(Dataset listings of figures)
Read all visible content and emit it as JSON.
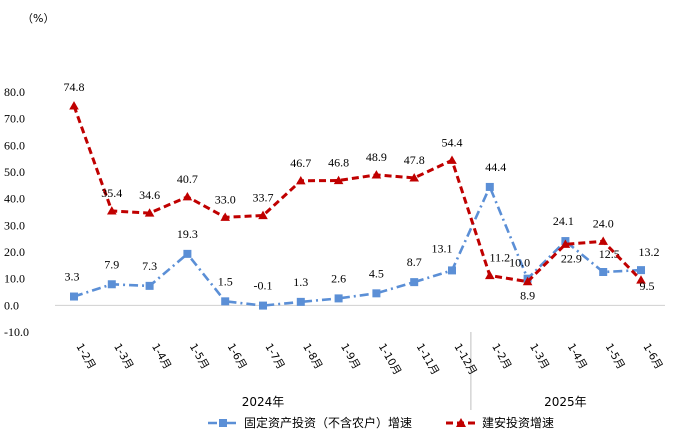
{
  "chart_data": {
    "type": "line",
    "unit_label": "（%）",
    "y_ticks": [
      "80.0",
      "70.0",
      "60.0",
      "50.0",
      "40.0",
      "30.0",
      "20.0",
      "10.0",
      "0.0",
      "-10.0"
    ],
    "ylim": [
      -10,
      80
    ],
    "categories": [
      "1-2月",
      "1-3月",
      "1-4月",
      "1-5月",
      "1-6月",
      "1-7月",
      "1-8月",
      "1-9月",
      "1-10月",
      "1-11月",
      "1-12月",
      "1-2月",
      "1-3月",
      "1-4月",
      "1-5月",
      "1-6月"
    ],
    "year_groups": [
      {
        "label": "2024年",
        "start": 0,
        "end": 10
      },
      {
        "label": "2025年",
        "start": 11,
        "end": 15
      }
    ],
    "series": [
      {
        "name": "固定资产投资（不含农户）增速",
        "color": "#5B8FD6",
        "marker": "square",
        "values": [
          3.3,
          7.9,
          7.3,
          19.3,
          1.5,
          -0.1,
          1.3,
          2.6,
          4.5,
          8.7,
          13.1,
          44.4,
          10.0,
          24.1,
          12.5,
          13.2
        ],
        "labels": [
          "3.3",
          "7.9",
          "7.3",
          "19.3",
          "1.5",
          "-0.1",
          "1.3",
          "2.6",
          "4.5",
          "8.7",
          "13.1",
          "44.4",
          "10.0",
          "24.1",
          "12.5",
          "13.2"
        ]
      },
      {
        "name": "建安投资增速",
        "color": "#C00000",
        "marker": "triangle",
        "values": [
          74.8,
          35.4,
          34.6,
          40.7,
          33.0,
          33.7,
          46.7,
          46.8,
          48.9,
          47.8,
          54.4,
          11.2,
          8.9,
          22.9,
          24.0,
          9.5
        ],
        "labels": [
          "74.8",
          "35.4",
          "34.6",
          "40.7",
          "33.0",
          "33.7",
          "46.7",
          "46.8",
          "48.9",
          "47.8",
          "54.4",
          "11.2",
          "8.9",
          "22.9",
          "24.0",
          "9.5"
        ]
      }
    ],
    "grid": false,
    "legend": "bottom"
  }
}
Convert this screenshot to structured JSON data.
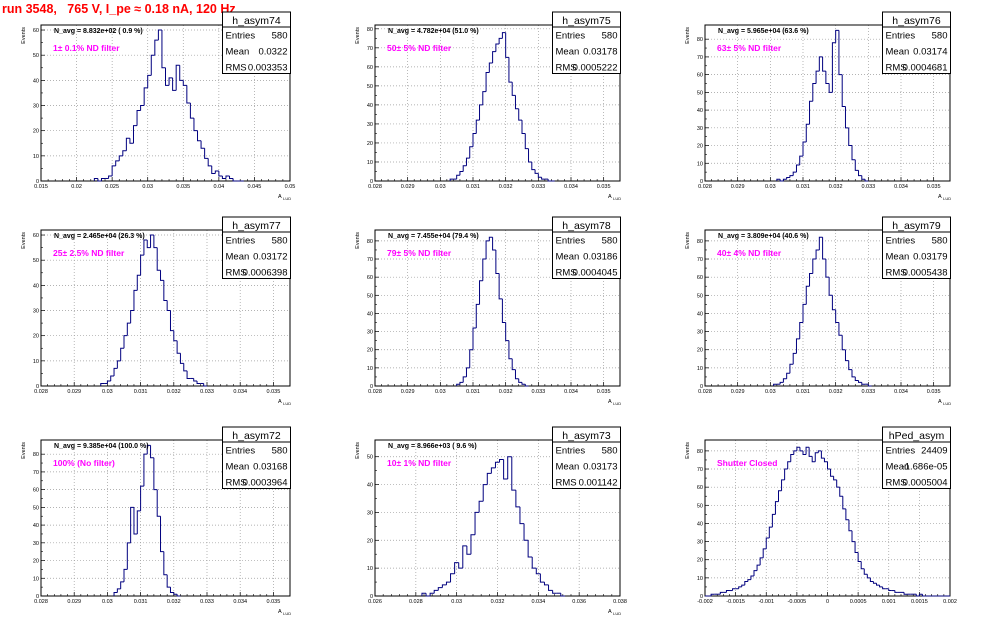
{
  "header": {
    "run_title": "run 3548,   765 V, I_pe ≈ 0.18 nA, 120 Hz"
  },
  "colors": {
    "histogram": "#00007f",
    "annotation": "#ff00ff",
    "header_text": "#ff0000",
    "frame": "#000000",
    "grid": "#9a9a9a"
  },
  "chart_data": [
    {
      "type": "bar",
      "hist_name": "h_asym74",
      "nav_label": "N_avg = 8.832e+02 ( 0.9 %)",
      "filter_label": "1± 0.1% ND filter",
      "stats": {
        "entries_label": "Entries",
        "entries": "580",
        "mean_label": "Mean",
        "mean": "0.0322",
        "rms_label": "RMS",
        "rms": "0.003353"
      },
      "ylabel": "Events",
      "xlabel": "A",
      "xlim": [
        0.015,
        0.05
      ],
      "ylim": [
        0,
        62
      ],
      "xticks": [
        0.015,
        0.02,
        0.025,
        0.03,
        0.035,
        0.04,
        0.045,
        0.05
      ],
      "xtick_labels": [
        "0.015",
        "0.02",
        "0.025",
        "0.03",
        "0.035",
        "0.04",
        "0.045",
        "0.05"
      ],
      "yticks": [
        0,
        10,
        20,
        30,
        40,
        50,
        60
      ],
      "bin_low": 0.0225,
      "bin_width": 0.0005,
      "values": [
        1,
        0,
        1,
        1,
        2,
        6,
        8,
        10,
        12,
        17,
        15,
        22,
        28,
        30,
        37,
        42,
        50,
        56,
        60,
        45,
        38,
        41,
        36,
        46,
        40,
        38,
        31,
        25,
        20,
        16,
        13,
        9,
        6,
        3,
        4,
        2,
        1,
        2,
        1,
        0,
        0,
        0
      ]
    },
    {
      "type": "bar",
      "hist_name": "h_asym75",
      "nav_label": "N_avg = 4.782e+04 (51.0 %)",
      "filter_label": "50± 5% ND filter",
      "stats": {
        "entries_label": "Entries",
        "entries": "580",
        "mean_label": "Mean",
        "mean": "0.03178",
        "rms_label": "RMS",
        "rms": "0.0005222"
      },
      "ylabel": "Events",
      "xlabel": "A",
      "xlim": [
        0.028,
        0.0355
      ],
      "ylim": [
        0,
        82
      ],
      "xticks": [
        0.028,
        0.029,
        0.03,
        0.031,
        0.032,
        0.033,
        0.034,
        0.035
      ],
      "xtick_labels": [
        "0.028",
        "0.029",
        "0.03",
        "0.031",
        "0.032",
        "0.033",
        "0.034",
        "0.035"
      ],
      "yticks": [
        0,
        10,
        20,
        30,
        40,
        50,
        60,
        70,
        80
      ],
      "bin_low": 0.0303,
      "bin_width": 0.0001,
      "values": [
        1,
        1,
        3,
        5,
        8,
        12,
        18,
        25,
        32,
        40,
        47,
        57,
        62,
        68,
        72,
        75,
        78,
        65,
        52,
        45,
        38,
        32,
        25,
        17,
        10,
        6,
        4,
        2,
        1,
        1,
        0,
        0
      ]
    },
    {
      "type": "bar",
      "hist_name": "h_asym76",
      "nav_label": "N_avg = 5.965e+04 (63.6 %)",
      "filter_label": "63± 5% ND filter",
      "stats": {
        "entries_label": "Entries",
        "entries": "580",
        "mean_label": "Mean",
        "mean": "0.03174",
        "rms_label": "RMS",
        "rms": "0.0004681"
      },
      "ylabel": "Events",
      "xlabel": "A",
      "xlim": [
        0.028,
        0.0355
      ],
      "ylim": [
        0,
        88
      ],
      "xticks": [
        0.028,
        0.029,
        0.03,
        0.031,
        0.032,
        0.033,
        0.034,
        0.035
      ],
      "xtick_labels": [
        "0.028",
        "0.029",
        "0.03",
        "0.031",
        "0.032",
        "0.033",
        "0.034",
        "0.035"
      ],
      "yticks": [
        0,
        10,
        20,
        30,
        40,
        50,
        60,
        70,
        80
      ],
      "bin_low": 0.0302,
      "bin_width": 0.0001,
      "values": [
        1,
        0,
        1,
        2,
        3,
        5,
        9,
        14,
        22,
        32,
        45,
        55,
        62,
        70,
        62,
        55,
        50,
        78,
        85,
        60,
        42,
        30,
        20,
        12,
        6,
        3,
        1,
        0
      ]
    },
    {
      "type": "bar",
      "hist_name": "h_asym77",
      "nav_label": "N_avg = 2.465e+04 (26.3 %)",
      "filter_label": "25± 2.5% ND filter",
      "stats": {
        "entries_label": "Entries",
        "entries": "580",
        "mean_label": "Mean",
        "mean": "0.03172",
        "rms_label": "RMS",
        "rms": "0.0006398"
      },
      "ylabel": "Events",
      "xlabel": "A",
      "xlim": [
        0.028,
        0.0355
      ],
      "ylim": [
        0,
        62
      ],
      "xticks": [
        0.028,
        0.029,
        0.03,
        0.031,
        0.032,
        0.033,
        0.034,
        0.035
      ],
      "xtick_labels": [
        "0.028",
        "0.029",
        "0.03",
        "0.031",
        "0.032",
        "0.033",
        "0.034",
        "0.035"
      ],
      "yticks": [
        0,
        10,
        20,
        30,
        40,
        50,
        60
      ],
      "bin_low": 0.0298,
      "bin_width": 0.0001,
      "values": [
        1,
        1,
        2,
        4,
        7,
        10,
        15,
        20,
        25,
        30,
        38,
        44,
        52,
        58,
        55,
        60,
        55,
        46,
        42,
        34,
        30,
        22,
        18,
        13,
        9,
        6,
        3,
        3,
        2,
        1,
        1,
        0
      ]
    },
    {
      "type": "bar",
      "hist_name": "h_asym78",
      "nav_label": "N_avg = 7.455e+04 (79.4 %)",
      "filter_label": "79± 5% ND filter",
      "stats": {
        "entries_label": "Entries",
        "entries": "580",
        "mean_label": "Mean",
        "mean": "0.03186",
        "rms_label": "RMS",
        "rms": "0.0004045"
      },
      "ylabel": "Events",
      "xlabel": "A",
      "xlim": [
        0.028,
        0.0355
      ],
      "ylim": [
        0,
        86
      ],
      "xticks": [
        0.028,
        0.029,
        0.03,
        0.031,
        0.032,
        0.033,
        0.034,
        0.035
      ],
      "xtick_labels": [
        "0.028",
        "0.029",
        "0.03",
        "0.031",
        "0.032",
        "0.033",
        "0.034",
        "0.035"
      ],
      "yticks": [
        0,
        10,
        20,
        30,
        40,
        50,
        60,
        70,
        80
      ],
      "bin_low": 0.0305,
      "bin_width": 0.0001,
      "values": [
        1,
        2,
        5,
        10,
        20,
        32,
        45,
        58,
        70,
        80,
        82,
        75,
        62,
        48,
        35,
        25,
        15,
        9,
        4,
        2,
        1,
        0
      ]
    },
    {
      "type": "bar",
      "hist_name": "h_asym79",
      "nav_label": "N_avg = 3.809e+04 (40.6 %)",
      "filter_label": "40± 4% ND filter",
      "stats": {
        "entries_label": "Entries",
        "entries": "580",
        "mean_label": "Mean",
        "mean": "0.03179",
        "rms_label": "RMS",
        "rms": "0.0005438"
      },
      "ylabel": "Events",
      "xlabel": "A",
      "xlim": [
        0.028,
        0.0355
      ],
      "ylim": [
        0,
        86
      ],
      "xticks": [
        0.028,
        0.029,
        0.03,
        0.031,
        0.032,
        0.033,
        0.034,
        0.035
      ],
      "xtick_labels": [
        "0.028",
        "0.029",
        "0.03",
        "0.031",
        "0.032",
        "0.033",
        "0.034",
        "0.035"
      ],
      "yticks": [
        0,
        10,
        20,
        30,
        40,
        50,
        60,
        70,
        80
      ],
      "bin_low": 0.0301,
      "bin_width": 0.0001,
      "values": [
        1,
        1,
        2,
        4,
        7,
        12,
        18,
        26,
        35,
        45,
        55,
        62,
        70,
        75,
        82,
        70,
        60,
        50,
        42,
        35,
        28,
        20,
        14,
        9,
        5,
        3,
        2,
        1,
        1,
        0
      ]
    },
    {
      "type": "bar",
      "hist_name": "h_asym72",
      "nav_label": "N_avg = 9.385e+04 (100.0 %)",
      "filter_label": "100% (No filter)",
      "stats": {
        "entries_label": "Entries",
        "entries": "580",
        "mean_label": "Mean",
        "mean": "0.03168",
        "rms_label": "RMS",
        "rms": "0.0003964"
      },
      "ylabel": "Events",
      "xlabel": "A",
      "xlim": [
        0.028,
        0.0355
      ],
      "ylim": [
        0,
        88
      ],
      "xticks": [
        0.028,
        0.029,
        0.03,
        0.031,
        0.032,
        0.033,
        0.034,
        0.035
      ],
      "xtick_labels": [
        "0.028",
        "0.029",
        "0.03",
        "0.031",
        "0.032",
        "0.033",
        "0.034",
        "0.035"
      ],
      "yticks": [
        0,
        10,
        20,
        30,
        40,
        50,
        60,
        70,
        80
      ],
      "bin_low": 0.0302,
      "bin_width": 0.0001,
      "values": [
        2,
        4,
        8,
        15,
        30,
        50,
        35,
        48,
        62,
        80,
        85,
        78,
        60,
        45,
        25,
        12,
        5,
        2,
        1,
        0
      ]
    },
    {
      "type": "bar",
      "hist_name": "h_asym73",
      "nav_label": "N_avg = 8.966e+03 ( 9.6 %)",
      "filter_label": "10± 1% ND filter",
      "stats": {
        "entries_label": "Entries",
        "entries": "580",
        "mean_label": "Mean",
        "mean": "0.03173",
        "rms_label": "RMS",
        "rms": "0.001142"
      },
      "ylabel": "Events",
      "xlabel": "A",
      "xlim": [
        0.026,
        0.038
      ],
      "ylim": [
        0,
        56
      ],
      "xticks": [
        0.026,
        0.028,
        0.03,
        0.032,
        0.034,
        0.036,
        0.038
      ],
      "xtick_labels": [
        "0.026",
        "0.028",
        "0.03",
        "0.032",
        "0.034",
        "0.036",
        "0.038"
      ],
      "yticks": [
        0,
        10,
        20,
        30,
        40,
        50
      ],
      "bin_low": 0.0283,
      "bin_width": 0.0002,
      "values": [
        1,
        0,
        1,
        2,
        3,
        4,
        5,
        8,
        12,
        10,
        18,
        15,
        22,
        30,
        34,
        40,
        44,
        46,
        48,
        49,
        42,
        50,
        38,
        32,
        26,
        20,
        14,
        10,
        8,
        5,
        4,
        2,
        1,
        1,
        0
      ]
    },
    {
      "type": "bar",
      "hist_name": "hPed_asym",
      "nav_label": "",
      "filter_label": "Shutter Closed",
      "stats": {
        "entries_label": "Entries",
        "entries": "24409",
        "mean_label": "Mean",
        "mean": "-1.686e-05",
        "rms_label": "RMS",
        "rms": "0.0005004"
      },
      "ylabel": "Events",
      "xlabel": "",
      "xlim": [
        -0.002,
        0.002
      ],
      "ylim": [
        0,
        86
      ],
      "xticks": [
        -0.002,
        -0.0015,
        -0.001,
        -0.0005,
        0,
        0.0005,
        0.001,
        0.0015,
        0.002
      ],
      "xtick_labels": [
        "-0.002",
        "-0.0015",
        "-0.001",
        "-0.0005",
        "0",
        "0.0005",
        "0.001",
        "0.0015",
        "0.002"
      ],
      "yticks": [
        0,
        10,
        20,
        30,
        40,
        50,
        60,
        70,
        80
      ],
      "bin_low": -0.002,
      "bin_width": 5e-05,
      "values": [
        0,
        0,
        1,
        1,
        1,
        2,
        2,
        3,
        3,
        4,
        4,
        5,
        6,
        8,
        9,
        11,
        14,
        17,
        21,
        26,
        32,
        38,
        45,
        52,
        58,
        64,
        70,
        74,
        78,
        80,
        82,
        80,
        78,
        82,
        77,
        74,
        79,
        80,
        76,
        74,
        70,
        66,
        64,
        60,
        55,
        48,
        42,
        36,
        30,
        24,
        19,
        15,
        12,
        10,
        8,
        7,
        6,
        5,
        4,
        4,
        3,
        3,
        2,
        2,
        2,
        1,
        1,
        1,
        1,
        0,
        1,
        0,
        0,
        0,
        0,
        0,
        0,
        0,
        0,
        0
      ]
    }
  ]
}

■ Work instructions
Copy each line of the preceding data that contains the string "JSON".

■ Response to this exercise
Read all visible content and emit it as JSON.
Convert this screenshot to structured JSON data.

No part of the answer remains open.